## Problem to work on
Scan the entries below and extract each line with the word "type" in it.

Dataset entries
[start]

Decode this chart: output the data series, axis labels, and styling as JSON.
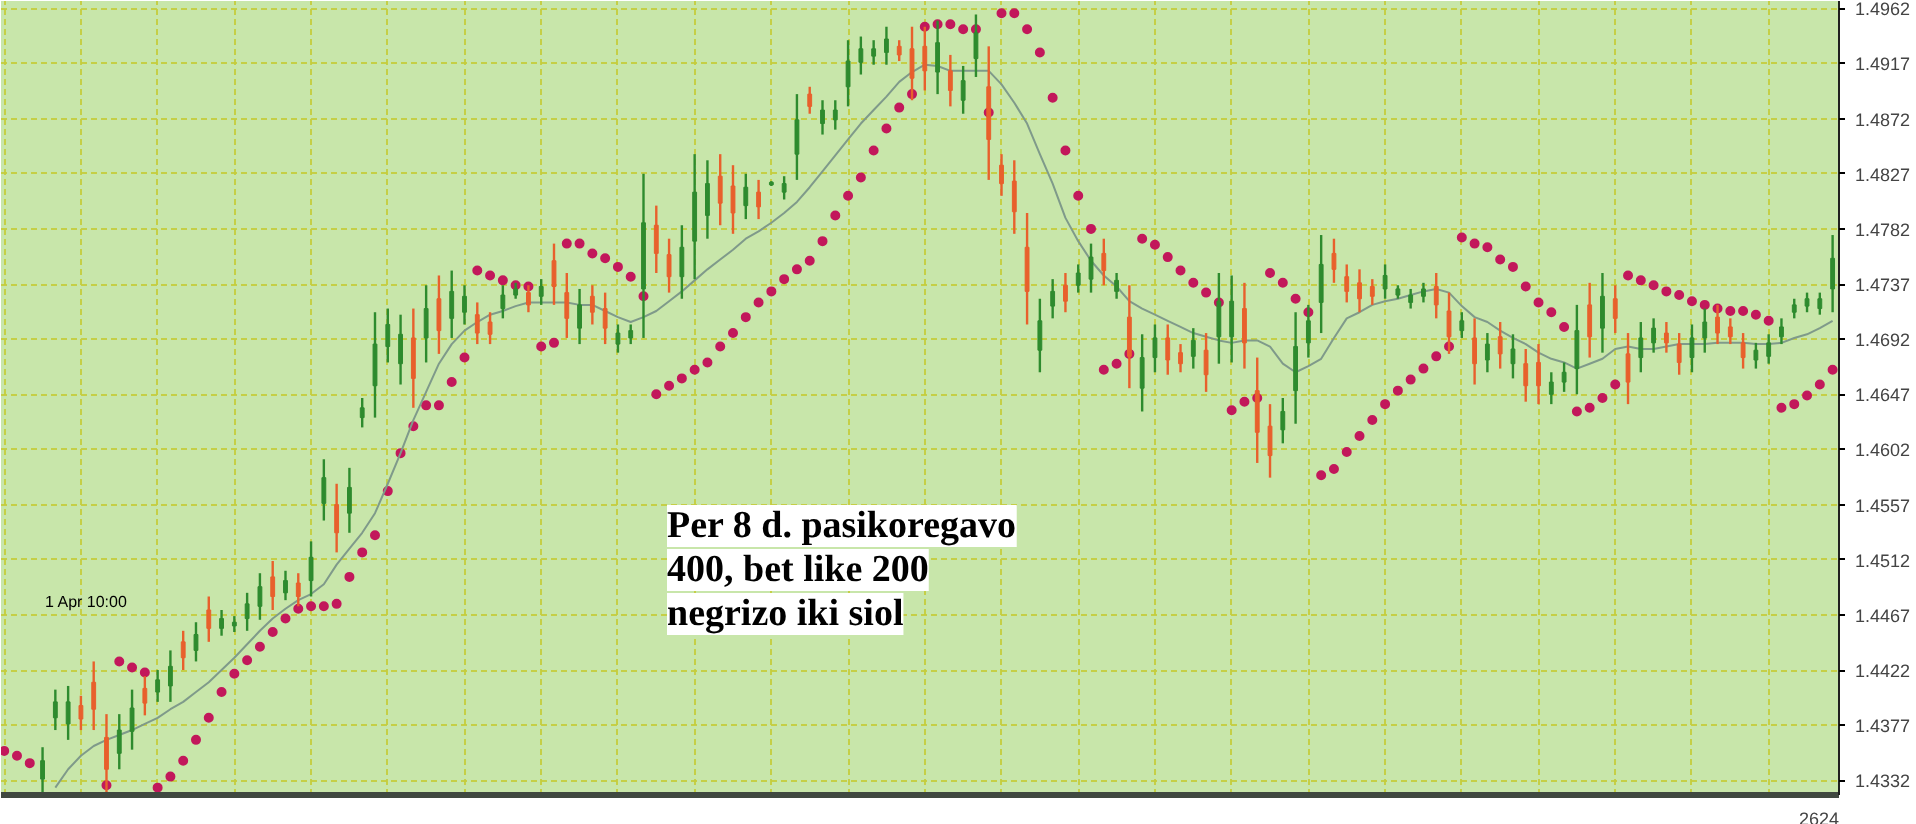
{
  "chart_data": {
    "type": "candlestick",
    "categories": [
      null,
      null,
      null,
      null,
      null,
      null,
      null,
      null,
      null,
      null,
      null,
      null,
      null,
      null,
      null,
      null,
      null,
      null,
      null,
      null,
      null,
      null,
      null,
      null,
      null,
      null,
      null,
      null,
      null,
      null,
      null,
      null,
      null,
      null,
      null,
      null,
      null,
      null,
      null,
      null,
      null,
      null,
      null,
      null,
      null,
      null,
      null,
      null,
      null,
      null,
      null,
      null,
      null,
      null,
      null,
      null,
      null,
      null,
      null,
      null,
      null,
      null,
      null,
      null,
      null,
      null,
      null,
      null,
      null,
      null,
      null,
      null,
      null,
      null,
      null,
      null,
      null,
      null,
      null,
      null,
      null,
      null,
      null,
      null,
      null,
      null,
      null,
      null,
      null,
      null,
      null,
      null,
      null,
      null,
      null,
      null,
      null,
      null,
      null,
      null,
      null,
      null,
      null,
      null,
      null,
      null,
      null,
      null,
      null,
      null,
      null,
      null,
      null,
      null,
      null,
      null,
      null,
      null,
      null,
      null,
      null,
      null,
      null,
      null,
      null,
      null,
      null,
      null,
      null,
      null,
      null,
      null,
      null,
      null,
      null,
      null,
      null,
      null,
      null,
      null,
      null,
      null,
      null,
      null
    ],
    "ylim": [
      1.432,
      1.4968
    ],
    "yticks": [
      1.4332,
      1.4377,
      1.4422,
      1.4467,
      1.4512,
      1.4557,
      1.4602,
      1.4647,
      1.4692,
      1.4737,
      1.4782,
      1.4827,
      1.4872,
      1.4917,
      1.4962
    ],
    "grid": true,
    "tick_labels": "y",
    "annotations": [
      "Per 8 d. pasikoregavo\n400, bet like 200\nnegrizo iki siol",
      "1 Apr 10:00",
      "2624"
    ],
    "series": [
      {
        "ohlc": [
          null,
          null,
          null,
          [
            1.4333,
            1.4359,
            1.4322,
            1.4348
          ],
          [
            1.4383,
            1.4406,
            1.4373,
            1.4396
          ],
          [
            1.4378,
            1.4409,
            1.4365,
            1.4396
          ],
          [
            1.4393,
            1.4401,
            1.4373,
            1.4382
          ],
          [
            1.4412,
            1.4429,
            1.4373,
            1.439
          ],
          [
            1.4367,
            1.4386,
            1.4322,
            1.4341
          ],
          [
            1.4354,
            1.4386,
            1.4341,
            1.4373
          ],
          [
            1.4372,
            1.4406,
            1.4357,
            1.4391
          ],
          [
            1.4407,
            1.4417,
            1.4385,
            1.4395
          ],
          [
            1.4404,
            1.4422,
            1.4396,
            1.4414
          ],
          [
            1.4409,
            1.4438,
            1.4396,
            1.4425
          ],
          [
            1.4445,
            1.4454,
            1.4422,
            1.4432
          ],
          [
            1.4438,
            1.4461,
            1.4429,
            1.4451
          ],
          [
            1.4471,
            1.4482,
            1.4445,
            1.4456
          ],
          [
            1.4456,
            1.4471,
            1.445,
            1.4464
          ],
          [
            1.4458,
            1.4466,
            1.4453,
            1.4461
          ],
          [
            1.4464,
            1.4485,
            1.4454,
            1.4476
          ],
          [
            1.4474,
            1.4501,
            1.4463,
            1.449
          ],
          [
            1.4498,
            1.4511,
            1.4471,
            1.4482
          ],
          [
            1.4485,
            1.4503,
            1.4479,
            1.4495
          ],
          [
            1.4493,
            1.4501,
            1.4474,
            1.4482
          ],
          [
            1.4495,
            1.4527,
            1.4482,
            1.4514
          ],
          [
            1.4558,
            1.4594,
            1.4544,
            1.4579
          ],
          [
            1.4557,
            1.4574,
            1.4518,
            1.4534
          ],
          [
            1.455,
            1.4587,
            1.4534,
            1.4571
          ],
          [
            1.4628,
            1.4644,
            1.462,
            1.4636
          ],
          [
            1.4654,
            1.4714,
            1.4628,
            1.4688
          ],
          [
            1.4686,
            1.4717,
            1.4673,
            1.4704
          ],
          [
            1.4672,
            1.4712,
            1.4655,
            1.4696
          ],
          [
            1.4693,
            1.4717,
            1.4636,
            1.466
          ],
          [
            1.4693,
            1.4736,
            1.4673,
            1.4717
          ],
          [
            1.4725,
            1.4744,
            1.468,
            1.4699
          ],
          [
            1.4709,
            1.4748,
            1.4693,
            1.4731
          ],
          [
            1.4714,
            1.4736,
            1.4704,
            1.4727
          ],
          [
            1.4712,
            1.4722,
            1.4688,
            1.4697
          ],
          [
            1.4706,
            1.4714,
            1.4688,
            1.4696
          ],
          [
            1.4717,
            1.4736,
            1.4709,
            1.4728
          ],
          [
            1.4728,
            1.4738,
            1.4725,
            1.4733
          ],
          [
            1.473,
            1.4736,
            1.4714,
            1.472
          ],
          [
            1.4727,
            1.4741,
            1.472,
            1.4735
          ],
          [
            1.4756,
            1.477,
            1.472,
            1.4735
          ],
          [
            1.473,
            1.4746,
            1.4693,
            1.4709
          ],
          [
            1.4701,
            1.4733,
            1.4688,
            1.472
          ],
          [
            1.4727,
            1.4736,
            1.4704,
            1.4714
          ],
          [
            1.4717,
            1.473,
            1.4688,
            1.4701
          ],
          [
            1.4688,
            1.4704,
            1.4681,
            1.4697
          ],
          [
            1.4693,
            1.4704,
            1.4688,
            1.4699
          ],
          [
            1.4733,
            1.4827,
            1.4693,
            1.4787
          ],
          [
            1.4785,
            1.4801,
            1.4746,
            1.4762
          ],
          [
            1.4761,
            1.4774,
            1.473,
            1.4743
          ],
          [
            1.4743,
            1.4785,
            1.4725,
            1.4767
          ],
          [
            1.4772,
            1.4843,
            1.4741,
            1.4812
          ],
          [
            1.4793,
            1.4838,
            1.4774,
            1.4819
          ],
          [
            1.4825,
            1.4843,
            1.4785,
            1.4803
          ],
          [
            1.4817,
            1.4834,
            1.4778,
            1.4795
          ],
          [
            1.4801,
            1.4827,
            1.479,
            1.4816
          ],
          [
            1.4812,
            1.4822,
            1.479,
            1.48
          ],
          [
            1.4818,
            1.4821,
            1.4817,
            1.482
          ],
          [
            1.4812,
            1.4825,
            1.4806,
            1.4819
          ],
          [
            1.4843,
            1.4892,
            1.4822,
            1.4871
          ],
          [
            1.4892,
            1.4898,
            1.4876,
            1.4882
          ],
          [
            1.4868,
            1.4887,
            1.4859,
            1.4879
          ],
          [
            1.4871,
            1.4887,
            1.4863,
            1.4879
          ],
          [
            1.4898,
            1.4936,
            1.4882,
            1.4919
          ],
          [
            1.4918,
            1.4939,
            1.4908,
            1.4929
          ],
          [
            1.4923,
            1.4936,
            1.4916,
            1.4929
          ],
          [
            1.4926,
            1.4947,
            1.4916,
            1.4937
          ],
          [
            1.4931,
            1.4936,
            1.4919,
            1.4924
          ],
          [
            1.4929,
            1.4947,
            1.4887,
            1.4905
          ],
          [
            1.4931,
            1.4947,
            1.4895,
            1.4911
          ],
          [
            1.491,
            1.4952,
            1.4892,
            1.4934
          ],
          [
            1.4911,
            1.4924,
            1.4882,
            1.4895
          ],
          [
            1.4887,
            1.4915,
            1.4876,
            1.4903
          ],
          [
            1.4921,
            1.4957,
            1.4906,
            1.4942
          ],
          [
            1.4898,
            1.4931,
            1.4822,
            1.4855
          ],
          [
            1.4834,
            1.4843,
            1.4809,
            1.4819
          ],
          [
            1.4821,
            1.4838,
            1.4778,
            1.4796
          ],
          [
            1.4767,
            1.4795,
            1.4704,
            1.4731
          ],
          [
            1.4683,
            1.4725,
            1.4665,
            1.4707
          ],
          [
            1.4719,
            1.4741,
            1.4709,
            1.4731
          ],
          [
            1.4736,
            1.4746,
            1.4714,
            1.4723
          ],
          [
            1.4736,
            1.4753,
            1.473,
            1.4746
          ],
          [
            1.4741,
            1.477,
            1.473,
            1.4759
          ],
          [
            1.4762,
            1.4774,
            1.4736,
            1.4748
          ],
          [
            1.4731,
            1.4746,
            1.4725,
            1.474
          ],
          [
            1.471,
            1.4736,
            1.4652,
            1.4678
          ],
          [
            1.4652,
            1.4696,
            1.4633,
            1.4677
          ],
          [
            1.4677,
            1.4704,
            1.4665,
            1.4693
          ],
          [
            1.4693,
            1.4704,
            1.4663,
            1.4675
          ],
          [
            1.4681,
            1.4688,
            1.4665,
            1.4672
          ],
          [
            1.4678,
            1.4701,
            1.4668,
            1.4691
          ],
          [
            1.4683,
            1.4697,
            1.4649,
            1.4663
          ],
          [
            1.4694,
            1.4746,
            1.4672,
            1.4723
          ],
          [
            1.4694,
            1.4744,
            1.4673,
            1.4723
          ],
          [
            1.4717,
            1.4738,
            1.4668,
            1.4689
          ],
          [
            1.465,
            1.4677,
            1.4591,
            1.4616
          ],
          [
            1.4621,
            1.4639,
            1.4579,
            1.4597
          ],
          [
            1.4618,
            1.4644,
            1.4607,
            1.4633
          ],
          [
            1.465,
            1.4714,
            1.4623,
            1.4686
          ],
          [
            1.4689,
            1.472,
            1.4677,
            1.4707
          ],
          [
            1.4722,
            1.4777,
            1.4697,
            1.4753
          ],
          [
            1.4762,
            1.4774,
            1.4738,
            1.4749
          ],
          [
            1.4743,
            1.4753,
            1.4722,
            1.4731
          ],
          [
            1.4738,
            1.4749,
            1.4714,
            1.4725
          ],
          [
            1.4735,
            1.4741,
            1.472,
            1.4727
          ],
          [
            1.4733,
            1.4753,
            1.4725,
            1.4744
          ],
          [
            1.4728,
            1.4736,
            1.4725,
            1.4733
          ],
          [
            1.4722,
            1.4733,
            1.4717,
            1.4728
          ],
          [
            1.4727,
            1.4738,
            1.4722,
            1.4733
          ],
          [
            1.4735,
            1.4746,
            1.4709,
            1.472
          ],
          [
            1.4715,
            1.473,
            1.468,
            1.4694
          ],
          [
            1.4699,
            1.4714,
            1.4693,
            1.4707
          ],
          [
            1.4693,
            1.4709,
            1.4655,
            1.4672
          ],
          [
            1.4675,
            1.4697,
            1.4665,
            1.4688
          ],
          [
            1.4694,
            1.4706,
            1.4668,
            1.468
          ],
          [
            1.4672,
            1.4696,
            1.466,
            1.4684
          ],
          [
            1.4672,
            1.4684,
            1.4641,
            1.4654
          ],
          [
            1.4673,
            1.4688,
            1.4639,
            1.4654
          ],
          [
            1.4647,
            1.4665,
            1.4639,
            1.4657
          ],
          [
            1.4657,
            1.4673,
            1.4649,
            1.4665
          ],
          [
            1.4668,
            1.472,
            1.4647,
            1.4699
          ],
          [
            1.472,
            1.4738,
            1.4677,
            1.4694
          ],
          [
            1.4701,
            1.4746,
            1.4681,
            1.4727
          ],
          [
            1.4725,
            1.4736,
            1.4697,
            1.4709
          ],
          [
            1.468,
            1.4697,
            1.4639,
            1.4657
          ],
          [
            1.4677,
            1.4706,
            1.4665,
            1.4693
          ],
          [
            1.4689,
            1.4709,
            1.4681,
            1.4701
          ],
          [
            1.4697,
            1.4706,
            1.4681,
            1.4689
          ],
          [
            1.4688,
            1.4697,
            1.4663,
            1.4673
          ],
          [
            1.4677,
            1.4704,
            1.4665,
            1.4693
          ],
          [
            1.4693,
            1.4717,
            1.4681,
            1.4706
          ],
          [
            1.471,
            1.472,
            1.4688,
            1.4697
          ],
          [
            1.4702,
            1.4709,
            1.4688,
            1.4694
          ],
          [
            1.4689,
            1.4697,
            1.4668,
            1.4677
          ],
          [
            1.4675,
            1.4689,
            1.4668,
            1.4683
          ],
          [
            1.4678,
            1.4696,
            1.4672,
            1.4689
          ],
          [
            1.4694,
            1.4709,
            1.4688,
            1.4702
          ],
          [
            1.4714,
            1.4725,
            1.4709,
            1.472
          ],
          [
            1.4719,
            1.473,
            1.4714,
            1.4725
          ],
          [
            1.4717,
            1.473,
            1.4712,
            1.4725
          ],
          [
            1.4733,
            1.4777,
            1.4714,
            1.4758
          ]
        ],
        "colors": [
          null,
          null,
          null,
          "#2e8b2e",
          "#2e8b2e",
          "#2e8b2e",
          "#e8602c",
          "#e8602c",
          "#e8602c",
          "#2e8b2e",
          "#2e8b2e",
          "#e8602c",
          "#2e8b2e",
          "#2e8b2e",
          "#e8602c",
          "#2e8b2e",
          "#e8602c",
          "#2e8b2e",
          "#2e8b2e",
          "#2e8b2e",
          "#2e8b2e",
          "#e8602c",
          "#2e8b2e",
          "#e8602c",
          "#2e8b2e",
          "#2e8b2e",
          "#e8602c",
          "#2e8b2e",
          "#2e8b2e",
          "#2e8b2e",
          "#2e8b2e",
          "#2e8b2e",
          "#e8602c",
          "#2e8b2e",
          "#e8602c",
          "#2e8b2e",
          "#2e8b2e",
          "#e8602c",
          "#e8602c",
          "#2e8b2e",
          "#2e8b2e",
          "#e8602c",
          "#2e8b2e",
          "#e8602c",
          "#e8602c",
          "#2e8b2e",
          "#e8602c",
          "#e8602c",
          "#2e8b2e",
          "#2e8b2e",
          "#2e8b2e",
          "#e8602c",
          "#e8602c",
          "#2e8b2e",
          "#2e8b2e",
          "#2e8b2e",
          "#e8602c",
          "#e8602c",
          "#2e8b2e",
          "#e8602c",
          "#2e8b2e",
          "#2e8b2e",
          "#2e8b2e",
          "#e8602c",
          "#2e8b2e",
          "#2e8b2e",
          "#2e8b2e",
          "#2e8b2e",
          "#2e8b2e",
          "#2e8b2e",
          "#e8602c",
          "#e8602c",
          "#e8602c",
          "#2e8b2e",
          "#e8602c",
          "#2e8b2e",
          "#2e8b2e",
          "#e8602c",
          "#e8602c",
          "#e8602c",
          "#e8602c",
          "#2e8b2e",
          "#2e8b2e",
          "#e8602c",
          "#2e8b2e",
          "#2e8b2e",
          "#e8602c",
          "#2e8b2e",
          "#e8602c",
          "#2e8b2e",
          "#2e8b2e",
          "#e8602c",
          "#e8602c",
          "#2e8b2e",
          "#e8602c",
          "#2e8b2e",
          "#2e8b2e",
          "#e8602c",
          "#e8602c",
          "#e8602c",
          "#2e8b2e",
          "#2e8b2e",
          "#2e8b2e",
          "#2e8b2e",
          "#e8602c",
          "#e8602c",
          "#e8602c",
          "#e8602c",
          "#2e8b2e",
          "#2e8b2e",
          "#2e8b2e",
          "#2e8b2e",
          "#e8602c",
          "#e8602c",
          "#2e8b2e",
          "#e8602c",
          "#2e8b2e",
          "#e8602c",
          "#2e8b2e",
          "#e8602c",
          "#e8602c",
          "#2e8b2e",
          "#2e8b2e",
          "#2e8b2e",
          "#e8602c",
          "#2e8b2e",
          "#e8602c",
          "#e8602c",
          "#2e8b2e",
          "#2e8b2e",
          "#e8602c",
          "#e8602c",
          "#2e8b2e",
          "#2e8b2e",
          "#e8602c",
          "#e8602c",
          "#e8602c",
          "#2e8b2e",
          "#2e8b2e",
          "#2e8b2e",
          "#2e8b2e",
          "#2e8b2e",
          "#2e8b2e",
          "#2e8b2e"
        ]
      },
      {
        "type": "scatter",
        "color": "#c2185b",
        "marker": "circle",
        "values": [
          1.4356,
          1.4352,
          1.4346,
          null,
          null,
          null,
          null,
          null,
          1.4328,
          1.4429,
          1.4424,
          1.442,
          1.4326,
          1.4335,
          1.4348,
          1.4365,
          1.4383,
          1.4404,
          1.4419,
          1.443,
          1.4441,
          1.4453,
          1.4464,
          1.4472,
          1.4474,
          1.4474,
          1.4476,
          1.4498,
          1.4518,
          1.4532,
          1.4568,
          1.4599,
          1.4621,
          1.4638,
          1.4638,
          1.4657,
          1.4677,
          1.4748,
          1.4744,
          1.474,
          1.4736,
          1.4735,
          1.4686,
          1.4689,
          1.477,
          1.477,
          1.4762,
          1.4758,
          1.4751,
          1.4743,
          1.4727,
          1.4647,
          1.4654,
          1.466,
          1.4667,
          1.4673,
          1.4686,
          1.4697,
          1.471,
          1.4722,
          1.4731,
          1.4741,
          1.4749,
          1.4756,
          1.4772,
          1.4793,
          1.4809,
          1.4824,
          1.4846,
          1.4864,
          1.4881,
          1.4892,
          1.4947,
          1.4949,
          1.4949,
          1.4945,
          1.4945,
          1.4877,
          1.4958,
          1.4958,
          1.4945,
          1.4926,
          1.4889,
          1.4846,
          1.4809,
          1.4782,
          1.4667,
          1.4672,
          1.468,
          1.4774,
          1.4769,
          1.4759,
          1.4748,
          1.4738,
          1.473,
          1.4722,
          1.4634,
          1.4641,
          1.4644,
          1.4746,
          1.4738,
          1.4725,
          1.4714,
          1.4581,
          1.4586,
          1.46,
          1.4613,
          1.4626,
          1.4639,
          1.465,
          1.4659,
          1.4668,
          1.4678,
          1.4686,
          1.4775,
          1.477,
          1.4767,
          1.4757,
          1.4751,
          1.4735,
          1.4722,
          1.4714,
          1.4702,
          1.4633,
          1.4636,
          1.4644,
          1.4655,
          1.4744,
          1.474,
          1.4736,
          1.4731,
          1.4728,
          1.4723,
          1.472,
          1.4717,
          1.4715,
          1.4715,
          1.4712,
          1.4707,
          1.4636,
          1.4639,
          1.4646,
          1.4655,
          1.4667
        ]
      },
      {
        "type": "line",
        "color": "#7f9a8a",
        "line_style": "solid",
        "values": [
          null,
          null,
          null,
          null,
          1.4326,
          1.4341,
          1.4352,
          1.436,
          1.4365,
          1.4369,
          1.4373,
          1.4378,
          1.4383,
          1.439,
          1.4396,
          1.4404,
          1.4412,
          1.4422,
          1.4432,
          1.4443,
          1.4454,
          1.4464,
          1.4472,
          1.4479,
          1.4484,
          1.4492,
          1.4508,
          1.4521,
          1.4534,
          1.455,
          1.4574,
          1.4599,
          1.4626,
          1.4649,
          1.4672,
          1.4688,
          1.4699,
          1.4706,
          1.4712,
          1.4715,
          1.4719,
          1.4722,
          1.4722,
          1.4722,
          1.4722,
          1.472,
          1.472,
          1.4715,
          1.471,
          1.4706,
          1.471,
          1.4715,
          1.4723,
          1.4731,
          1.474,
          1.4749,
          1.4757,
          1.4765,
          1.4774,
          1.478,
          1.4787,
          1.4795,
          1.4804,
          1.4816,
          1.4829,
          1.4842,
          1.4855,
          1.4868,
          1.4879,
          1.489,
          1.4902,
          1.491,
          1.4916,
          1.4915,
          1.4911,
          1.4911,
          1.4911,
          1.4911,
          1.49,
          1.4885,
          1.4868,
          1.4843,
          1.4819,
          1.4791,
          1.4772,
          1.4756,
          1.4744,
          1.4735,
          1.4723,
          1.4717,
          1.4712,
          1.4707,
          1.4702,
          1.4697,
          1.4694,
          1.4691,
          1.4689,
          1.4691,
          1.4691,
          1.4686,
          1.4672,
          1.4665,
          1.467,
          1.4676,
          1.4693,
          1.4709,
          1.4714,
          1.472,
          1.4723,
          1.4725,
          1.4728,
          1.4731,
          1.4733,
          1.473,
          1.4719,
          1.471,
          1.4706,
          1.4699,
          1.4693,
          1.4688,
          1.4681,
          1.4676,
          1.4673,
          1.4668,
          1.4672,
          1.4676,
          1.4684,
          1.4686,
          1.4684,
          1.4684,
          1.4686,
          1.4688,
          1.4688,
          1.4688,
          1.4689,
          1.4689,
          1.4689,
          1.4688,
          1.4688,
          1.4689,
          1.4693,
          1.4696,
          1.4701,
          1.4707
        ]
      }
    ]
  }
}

[end]

## Solution
    "type": "candlestick",
        "type": "scatter",
        "type": "line",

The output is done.